• _What you have to do_
Consider the records below. How many of their lines include the word "index"? State the number and nothing else.

[START OF Data for the task]

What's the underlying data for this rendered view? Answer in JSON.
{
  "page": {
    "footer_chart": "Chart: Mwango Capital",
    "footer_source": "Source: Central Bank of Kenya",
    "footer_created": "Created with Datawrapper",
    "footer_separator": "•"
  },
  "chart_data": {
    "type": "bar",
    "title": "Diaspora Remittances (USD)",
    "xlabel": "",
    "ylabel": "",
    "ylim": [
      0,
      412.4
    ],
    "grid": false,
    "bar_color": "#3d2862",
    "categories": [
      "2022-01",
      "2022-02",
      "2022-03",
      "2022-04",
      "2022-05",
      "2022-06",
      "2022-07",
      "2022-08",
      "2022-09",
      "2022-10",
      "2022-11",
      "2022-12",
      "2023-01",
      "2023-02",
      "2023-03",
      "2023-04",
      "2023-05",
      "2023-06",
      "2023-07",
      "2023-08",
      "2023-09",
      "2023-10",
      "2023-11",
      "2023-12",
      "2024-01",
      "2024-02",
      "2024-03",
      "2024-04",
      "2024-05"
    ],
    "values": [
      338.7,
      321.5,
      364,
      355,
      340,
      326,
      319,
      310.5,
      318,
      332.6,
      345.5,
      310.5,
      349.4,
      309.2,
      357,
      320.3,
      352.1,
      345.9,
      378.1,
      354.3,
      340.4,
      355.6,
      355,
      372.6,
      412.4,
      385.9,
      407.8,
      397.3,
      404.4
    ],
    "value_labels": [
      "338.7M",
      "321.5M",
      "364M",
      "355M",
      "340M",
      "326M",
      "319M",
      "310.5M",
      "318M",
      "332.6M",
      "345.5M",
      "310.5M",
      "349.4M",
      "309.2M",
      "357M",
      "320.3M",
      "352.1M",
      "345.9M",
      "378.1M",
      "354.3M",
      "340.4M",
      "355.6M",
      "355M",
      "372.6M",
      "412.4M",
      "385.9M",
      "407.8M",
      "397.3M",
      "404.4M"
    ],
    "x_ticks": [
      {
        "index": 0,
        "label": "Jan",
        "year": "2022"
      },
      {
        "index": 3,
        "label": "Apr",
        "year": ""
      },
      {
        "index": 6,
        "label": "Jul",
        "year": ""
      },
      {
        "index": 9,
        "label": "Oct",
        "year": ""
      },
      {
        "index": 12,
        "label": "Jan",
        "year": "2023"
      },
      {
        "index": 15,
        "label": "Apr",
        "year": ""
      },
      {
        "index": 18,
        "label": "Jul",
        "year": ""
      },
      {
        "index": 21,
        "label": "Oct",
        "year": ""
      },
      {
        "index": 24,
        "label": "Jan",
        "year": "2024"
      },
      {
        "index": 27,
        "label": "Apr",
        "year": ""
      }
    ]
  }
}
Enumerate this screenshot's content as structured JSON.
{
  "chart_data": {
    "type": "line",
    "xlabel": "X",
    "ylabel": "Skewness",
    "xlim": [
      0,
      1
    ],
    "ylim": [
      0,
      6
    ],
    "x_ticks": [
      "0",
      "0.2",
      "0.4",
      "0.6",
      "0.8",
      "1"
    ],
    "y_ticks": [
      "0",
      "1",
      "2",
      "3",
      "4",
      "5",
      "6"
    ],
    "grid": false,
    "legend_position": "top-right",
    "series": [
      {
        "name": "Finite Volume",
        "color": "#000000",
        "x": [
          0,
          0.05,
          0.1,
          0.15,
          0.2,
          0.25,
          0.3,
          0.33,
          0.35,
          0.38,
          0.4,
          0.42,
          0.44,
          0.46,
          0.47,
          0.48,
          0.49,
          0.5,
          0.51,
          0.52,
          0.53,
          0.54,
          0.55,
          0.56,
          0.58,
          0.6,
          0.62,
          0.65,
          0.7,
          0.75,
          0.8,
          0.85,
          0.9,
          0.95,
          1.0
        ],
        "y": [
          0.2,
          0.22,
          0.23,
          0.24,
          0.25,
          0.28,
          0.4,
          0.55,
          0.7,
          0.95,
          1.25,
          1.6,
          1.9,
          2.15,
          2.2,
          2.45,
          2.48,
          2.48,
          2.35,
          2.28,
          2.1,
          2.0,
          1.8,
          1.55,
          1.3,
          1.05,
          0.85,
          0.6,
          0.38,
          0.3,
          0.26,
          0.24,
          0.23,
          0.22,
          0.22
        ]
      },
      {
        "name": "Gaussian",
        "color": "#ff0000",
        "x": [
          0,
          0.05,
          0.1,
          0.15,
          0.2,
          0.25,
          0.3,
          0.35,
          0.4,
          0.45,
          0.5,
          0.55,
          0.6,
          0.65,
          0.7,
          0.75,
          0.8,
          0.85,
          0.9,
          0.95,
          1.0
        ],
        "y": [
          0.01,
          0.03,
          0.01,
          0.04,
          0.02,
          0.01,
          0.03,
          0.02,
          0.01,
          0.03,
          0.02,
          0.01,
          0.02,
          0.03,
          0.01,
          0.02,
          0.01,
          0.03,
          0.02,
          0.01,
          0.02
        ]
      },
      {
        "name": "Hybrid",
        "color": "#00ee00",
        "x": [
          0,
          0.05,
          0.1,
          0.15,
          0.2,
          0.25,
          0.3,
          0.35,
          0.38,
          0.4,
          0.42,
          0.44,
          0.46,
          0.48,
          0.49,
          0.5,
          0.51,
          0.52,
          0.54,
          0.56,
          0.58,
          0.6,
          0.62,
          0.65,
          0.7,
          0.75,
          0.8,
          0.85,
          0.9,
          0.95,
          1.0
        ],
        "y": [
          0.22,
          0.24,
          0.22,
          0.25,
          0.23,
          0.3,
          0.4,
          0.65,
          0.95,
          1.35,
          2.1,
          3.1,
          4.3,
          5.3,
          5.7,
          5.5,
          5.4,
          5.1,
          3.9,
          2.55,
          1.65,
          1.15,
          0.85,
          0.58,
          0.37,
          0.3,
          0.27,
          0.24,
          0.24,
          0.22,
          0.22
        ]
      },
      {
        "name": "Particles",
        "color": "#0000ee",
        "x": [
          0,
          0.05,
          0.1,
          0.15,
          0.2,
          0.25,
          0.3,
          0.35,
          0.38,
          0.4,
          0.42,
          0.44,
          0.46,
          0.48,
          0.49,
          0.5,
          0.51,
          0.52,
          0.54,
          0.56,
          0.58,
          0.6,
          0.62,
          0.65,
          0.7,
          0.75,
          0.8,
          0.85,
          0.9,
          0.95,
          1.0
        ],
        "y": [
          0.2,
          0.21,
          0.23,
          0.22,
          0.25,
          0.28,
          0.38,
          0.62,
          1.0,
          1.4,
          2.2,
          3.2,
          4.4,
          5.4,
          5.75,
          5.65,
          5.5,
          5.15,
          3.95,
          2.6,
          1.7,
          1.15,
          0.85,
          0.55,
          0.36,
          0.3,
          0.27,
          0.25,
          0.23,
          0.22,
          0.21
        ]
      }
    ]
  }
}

[END OF Data for the task]

• _Response_
10